**WORK INSTRUCTIONS:**
Pull out each line of the data that includes the word "subtitle".

++++++++

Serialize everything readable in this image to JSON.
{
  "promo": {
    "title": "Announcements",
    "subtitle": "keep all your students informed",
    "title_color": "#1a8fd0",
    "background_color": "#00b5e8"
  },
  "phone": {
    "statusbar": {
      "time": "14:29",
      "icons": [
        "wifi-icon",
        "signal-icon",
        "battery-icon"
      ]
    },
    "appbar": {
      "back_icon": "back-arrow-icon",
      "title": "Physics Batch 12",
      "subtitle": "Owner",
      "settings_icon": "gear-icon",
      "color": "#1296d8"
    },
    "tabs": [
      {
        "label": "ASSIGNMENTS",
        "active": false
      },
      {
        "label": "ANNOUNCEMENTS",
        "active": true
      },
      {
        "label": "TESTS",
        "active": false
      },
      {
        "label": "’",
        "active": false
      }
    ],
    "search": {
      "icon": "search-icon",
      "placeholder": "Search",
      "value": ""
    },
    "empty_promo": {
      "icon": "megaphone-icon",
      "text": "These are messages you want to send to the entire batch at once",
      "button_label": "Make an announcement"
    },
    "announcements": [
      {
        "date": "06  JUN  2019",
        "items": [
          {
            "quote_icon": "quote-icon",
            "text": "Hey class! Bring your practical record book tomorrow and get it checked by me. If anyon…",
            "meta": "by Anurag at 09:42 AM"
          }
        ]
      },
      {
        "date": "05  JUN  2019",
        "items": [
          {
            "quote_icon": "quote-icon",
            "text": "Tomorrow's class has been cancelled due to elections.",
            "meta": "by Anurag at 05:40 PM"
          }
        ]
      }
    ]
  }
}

++++++++

**RESULT:**
    "subtitle": "keep all your students informed",
      "subtitle": "Owner",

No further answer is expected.